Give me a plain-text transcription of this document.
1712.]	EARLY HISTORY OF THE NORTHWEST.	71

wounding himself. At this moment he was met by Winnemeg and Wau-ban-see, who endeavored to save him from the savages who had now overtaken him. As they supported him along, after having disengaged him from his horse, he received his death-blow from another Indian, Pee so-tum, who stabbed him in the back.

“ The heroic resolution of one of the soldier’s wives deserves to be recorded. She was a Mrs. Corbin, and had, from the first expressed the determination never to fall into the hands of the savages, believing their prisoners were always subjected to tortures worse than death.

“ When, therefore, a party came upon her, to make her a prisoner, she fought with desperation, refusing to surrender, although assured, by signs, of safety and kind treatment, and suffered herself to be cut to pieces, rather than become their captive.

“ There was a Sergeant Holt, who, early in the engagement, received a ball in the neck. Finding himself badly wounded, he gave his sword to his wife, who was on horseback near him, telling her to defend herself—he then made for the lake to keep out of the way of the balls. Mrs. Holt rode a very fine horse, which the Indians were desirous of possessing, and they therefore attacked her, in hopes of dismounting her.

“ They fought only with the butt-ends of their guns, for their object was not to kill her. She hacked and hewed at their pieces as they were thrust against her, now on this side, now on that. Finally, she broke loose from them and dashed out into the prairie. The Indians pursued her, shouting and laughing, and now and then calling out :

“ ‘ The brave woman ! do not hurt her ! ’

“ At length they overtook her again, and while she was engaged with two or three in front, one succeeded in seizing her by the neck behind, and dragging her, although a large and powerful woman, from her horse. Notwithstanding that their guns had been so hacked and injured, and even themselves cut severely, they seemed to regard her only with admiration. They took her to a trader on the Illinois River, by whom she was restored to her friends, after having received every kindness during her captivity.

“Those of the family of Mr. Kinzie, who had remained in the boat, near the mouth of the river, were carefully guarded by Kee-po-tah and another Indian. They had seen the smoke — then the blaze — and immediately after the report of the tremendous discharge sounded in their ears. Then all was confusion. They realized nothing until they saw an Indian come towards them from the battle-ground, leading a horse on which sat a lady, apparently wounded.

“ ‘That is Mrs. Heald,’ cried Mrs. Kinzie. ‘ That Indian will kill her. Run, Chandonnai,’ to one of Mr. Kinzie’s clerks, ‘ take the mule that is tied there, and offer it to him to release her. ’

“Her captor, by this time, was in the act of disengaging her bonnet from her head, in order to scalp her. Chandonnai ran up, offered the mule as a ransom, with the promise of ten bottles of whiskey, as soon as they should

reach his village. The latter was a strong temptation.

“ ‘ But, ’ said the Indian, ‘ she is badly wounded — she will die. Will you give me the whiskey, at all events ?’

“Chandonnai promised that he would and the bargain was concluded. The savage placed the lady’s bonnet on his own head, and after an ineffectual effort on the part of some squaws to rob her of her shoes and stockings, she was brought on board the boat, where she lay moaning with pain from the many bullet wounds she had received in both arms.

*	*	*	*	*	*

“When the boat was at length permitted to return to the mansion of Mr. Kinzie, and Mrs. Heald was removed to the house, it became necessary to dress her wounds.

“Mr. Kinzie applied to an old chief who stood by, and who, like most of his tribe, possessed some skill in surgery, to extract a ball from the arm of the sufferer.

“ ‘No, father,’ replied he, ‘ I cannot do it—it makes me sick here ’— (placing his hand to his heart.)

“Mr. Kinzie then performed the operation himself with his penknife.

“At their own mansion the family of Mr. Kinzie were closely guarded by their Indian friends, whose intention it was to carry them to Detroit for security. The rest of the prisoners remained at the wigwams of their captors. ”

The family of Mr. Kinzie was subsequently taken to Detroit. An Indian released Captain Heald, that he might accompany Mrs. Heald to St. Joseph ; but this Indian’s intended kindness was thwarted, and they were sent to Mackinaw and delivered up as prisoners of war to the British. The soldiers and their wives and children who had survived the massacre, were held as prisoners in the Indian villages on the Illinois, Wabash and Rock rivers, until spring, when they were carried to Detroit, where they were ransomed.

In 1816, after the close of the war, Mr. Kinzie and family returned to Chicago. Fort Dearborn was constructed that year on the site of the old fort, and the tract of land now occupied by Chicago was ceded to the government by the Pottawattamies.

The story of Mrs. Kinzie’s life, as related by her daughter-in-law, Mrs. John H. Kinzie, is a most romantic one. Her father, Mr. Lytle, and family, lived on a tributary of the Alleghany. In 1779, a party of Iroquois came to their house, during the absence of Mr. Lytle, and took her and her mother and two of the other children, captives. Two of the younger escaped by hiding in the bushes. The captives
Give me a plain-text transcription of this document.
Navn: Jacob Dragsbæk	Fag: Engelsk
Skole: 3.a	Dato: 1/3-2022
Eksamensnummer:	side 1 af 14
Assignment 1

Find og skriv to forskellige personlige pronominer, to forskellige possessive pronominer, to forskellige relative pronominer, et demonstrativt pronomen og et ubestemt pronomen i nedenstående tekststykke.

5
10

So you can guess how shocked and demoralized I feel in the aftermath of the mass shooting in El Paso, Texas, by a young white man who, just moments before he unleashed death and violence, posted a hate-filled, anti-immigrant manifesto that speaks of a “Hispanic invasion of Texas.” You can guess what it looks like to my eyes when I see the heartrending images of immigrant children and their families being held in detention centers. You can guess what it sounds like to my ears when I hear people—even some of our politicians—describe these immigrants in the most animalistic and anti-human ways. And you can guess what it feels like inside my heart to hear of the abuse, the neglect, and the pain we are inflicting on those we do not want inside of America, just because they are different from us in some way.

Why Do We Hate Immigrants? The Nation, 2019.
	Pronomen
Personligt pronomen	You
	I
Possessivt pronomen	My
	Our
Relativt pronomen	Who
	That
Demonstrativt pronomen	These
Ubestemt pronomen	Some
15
++++++++
Request
Print every record above exactly as written.

Response to this exercise
Give me a plain-text transcription of this document.
1712.]	EARLY HISTORY OF THE NORTHWEST.	71

wounding himself. At this moment he was met by Winnemeg and Wau-ban-see, who endeavored to save him from the savages who had now overtaken him. As they supported him along, after having disengaged him from his horse, he received his death-blow from another Indian, Pee so-tum, who stabbed him in the back.

“ The heroic resolution of one of the soldier’s wives deserves to be recorded. She was a Mrs. Corbin, and had, from the first expressed the determination never to fall into the hands of the savages, believing their prisoners were always subjected to tortures worse than death.

“ When, therefore, a party came upon her, to make her a prisoner, she fought with desperation, refusing to surrender, although assured, by signs, of safety and kind treatment, and suffered herself to be cut to pieces, rather than become their captive.

“ There was a Sergeant Holt, who, early in the engagement, received a ball in the neck. Finding himself badly wounded, he gave his sword to his wife, who was on horseback near him, telling her to defend herself—he then made for the lake to keep out of the way of the balls. Mrs. Holt rode a very fine horse, which the Indians were desirous of possessing, and they therefore attacked her, in hopes of dismounting her.

“ They fought only with the butt-ends of their guns, for their object was not to kill her. She hacked and hewed at their pieces as they were thrust against her, now on this side, now on that. Finally, she broke loose from them and dashed out into the prairie. The Indians pursued her, shouting and laughing, and now and then calling out :

“ ‘ The brave woman ! do not hurt her ! ’

“ At length they overtook her again, and while she was engaged with two or three in front, one succeeded in seizing her by the neck behind, and dragging her, although a large and powerful woman, from her horse. Notwithstanding that their guns had been so hacked and injured, and even themselves cut severely, they seemed to regard her only with admiration. They took her to a trader on the Illinois River, by whom she was restored to her friends, after having received every kindness during her captivity.

“Those of the family of Mr. Kinzie, who had remained in the boat, near the mouth of the river, were carefully guarded by Kee-po-tah and another Indian. They had seen the smoke — then the blaze — and immediately after the report of the tremendous discharge sounded in their ears. Then all was confusion. They realized nothing until they saw an Indian come towards them from the battle-ground, leading a horse on which sat a lady, apparently wounded.

“ ‘That is Mrs. Heald,’ cried Mrs. Kinzie. ‘ That Indian will kill her. Run, Chandonnai,’ to one of Mr. Kinzie’s clerks, ‘ take the mule that is tied there, and offer it to him to release her. ’

“Her captor, by this time, was in the act of disengaging her bonnet from her head, in order to scalp her. Chandonnai ran up, offered the mule as a ransom, with the promise of ten bottles of whiskey, as soon as they should

reach his village. The latter was a strong temptation.

“ ‘ But, ’ said the Indian, ‘ she is badly wounded — she will die. Will you give me the whiskey, at all events ?’

“Chandonnai promised that he would and the bargain was concluded. The savage placed the lady’s bonnet on his own head, and after an ineffectual effort on the part of some squaws to rob her of her shoes and stockings, she was brought on board the boat, where she lay moaning with pain from the many bullet wounds she had received in both arms.

*	*	*	*	*	*

“When the boat was at length permitted to return to the mansion of Mr. Kinzie, and Mrs. Heald was removed to the house, it became necessary to dress her wounds.

“Mr. Kinzie applied to an old chief who stood by, and who, like most of his tribe, possessed some skill in surgery, to extract a ball from the arm of the sufferer.

“ ‘No, father,’ replied he, ‘ I cannot do it—it makes me sick here ’— (placing his hand to his heart.)

“Mr. Kinzie then performed the operation himself with his penknife.

“At their own mansion the family of Mr. Kinzie were closely guarded by their Indian friends, whose intention it was to carry them to Detroit for security. The rest of the prisoners remained at the wigwams of their captors. ”

The family of Mr. Kinzie was subsequently taken to Detroit. An Indian released Captain Heald, that he might accompany Mrs. Heald to St. Joseph ; but this Indian’s intended kindness was thwarted, and they were sent to Mackinaw and delivered up as prisoners of war to the British. The soldiers and their wives and children who had survived the massacre, were held as prisoners in the Indian villages on the Illinois, Wabash and Rock rivers, until spring, when they were carried to Detroit, where they were ransomed.

In 1816, after the close of the war, Mr. Kinzie and family returned to Chicago. Fort Dearborn was constructed that year on the site of the old fort, and the tract of land now occupied by Chicago was ceded to the government by the Pottawattamies.

The story of Mrs. Kinzie’s life, as related by her daughter-in-law, Mrs. John H. Kinzie, is a most romantic one. Her father, Mr. Lytle, and family, lived on a tributary of the Alleghany. In 1779, a party of Iroquois came to their house, during the absence of Mr. Lytle, and took her and her mother and two of the other children, captives. Two of the younger escaped by hiding in the bushes. The captives
Give me a plain-text transcription of this document.
Navn: Jacob Dragsbæk	Fag: Engelsk
Skole: 3.a	Dato: 1/3-2022
Eksamensnummer:	side 1 af 14
Assignment 1

Find og skriv to forskellige personlige pronominer, to forskellige possessive pronominer, to forskellige relative pronominer, et demonstrativt pronomen og et ubestemt pronomen i nedenstående tekststykke.

5
10

So you can guess how shocked and demoralized I feel in the aftermath of the mass shooting in El Paso, Texas, by a young white man who, just moments before he unleashed death and violence, posted a hate-filled, anti-immigrant manifesto that speaks of a “Hispanic invasion of Texas.” You can guess what it looks like to my eyes when I see the heartrending images of immigrant children and their families being held in detention centers. You can guess what it sounds like to my ears when I hear people—even some of our politicians—describe these immigrants in the most animalistic and anti-human ways. And you can guess what it feels like inside my heart to hear of the abuse, the neglect, and the pain we are inflicting on those we do not want inside of America, just because they are different from us in some way.

Why Do We Hate Immigrants? The Nation, 2019.
	Pronomen
Personligt pronomen	You
	I
Possessivt pronomen	My
	Our
Relativt pronomen	Who
	That
Demonstrativt pronomen	These
Ubestemt pronomen	Some
15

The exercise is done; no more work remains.